----- The input -----

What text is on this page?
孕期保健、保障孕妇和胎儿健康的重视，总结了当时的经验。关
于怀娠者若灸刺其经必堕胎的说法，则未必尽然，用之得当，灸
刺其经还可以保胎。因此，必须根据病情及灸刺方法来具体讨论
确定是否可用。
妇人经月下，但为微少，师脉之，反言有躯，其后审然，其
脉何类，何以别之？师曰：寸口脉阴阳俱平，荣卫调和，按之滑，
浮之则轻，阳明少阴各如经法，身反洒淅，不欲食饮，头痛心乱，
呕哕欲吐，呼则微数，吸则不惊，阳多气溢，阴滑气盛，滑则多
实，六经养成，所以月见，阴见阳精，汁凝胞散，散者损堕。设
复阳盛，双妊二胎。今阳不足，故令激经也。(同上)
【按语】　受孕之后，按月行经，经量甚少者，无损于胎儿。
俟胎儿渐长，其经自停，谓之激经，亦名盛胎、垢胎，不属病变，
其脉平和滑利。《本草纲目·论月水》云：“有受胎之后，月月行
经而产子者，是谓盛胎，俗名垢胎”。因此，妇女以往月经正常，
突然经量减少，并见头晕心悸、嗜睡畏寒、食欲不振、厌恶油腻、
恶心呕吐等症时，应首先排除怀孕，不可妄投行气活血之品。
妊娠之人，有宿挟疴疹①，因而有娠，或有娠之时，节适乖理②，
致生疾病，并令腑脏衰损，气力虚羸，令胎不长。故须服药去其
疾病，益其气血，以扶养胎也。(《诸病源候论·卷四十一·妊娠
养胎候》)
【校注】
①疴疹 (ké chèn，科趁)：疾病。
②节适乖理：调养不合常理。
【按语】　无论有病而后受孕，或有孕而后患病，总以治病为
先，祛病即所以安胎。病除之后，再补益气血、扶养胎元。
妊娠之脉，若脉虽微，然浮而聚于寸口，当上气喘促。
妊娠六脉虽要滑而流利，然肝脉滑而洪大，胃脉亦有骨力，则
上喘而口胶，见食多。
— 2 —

-----

◆ **Problem requirements**:
Copy all of the material word for word.

◆ **Full answer**:
What text is on this page?
孕期保健、保障孕妇和胎儿健康的重视，总结了当时的经验。关
于怀娠者若灸刺其经必堕胎的说法，则未必尽然，用之得当，灸
刺其经还可以保胎。因此，必须根据病情及灸刺方法来具体讨论
确定是否可用。
妇人经月下，但为微少，师脉之，反言有躯，其后审然，其
脉何类，何以别之？师曰：寸口脉阴阳俱平，荣卫调和，按之滑，
浮之则轻，阳明少阴各如经法，身反洒淅，不欲食饮，头痛心乱，
呕哕欲吐，呼则微数，吸则不惊，阳多气溢，阴滑气盛，滑则多
实，六经养成，所以月见，阴见阳精，汁凝胞散，散者损堕。设
复阳盛，双妊二胎。今阳不足，故令激经也。(同上)
【按语】　受孕之后，按月行经，经量甚少者，无损于胎儿。
俟胎儿渐长，其经自停，谓之激经，亦名盛胎、垢胎，不属病变，
其脉平和滑利。《本草纲目·论月水》云：“有受胎之后，月月行
经而产子者，是谓盛胎，俗名垢胎”。因此，妇女以往月经正常，
突然经量减少，并见头晕心悸、嗜睡畏寒、食欲不振、厌恶油腻、
恶心呕吐等症时，应首先排除怀孕，不可妄投行气活血之品。
妊娠之人，有宿挟疴疹①，因而有娠，或有娠之时，节适乖理②，
致生疾病，并令腑脏衰损，气力虚羸，令胎不长。故须服药去其
疾病，益其气血，以扶养胎也。(《诸病源候论·卷四十一·妊娠
养胎候》)
【校注】
①疴疹 (ké chèn，科趁)：疾病。
②节适乖理：调养不合常理。
【按语】　无论有病而后受孕，或有孕而后患病，总以治病为
先，祛病即所以安胎。病除之后，再补益气血、扶养胎元。
妊娠之脉，若脉虽微，然浮而聚于寸口，当上气喘促。
妊娠六脉虽要滑而流利，然肝脉滑而洪大，胃脉亦有骨力，则
上喘而口胶，见食多。
— 2 —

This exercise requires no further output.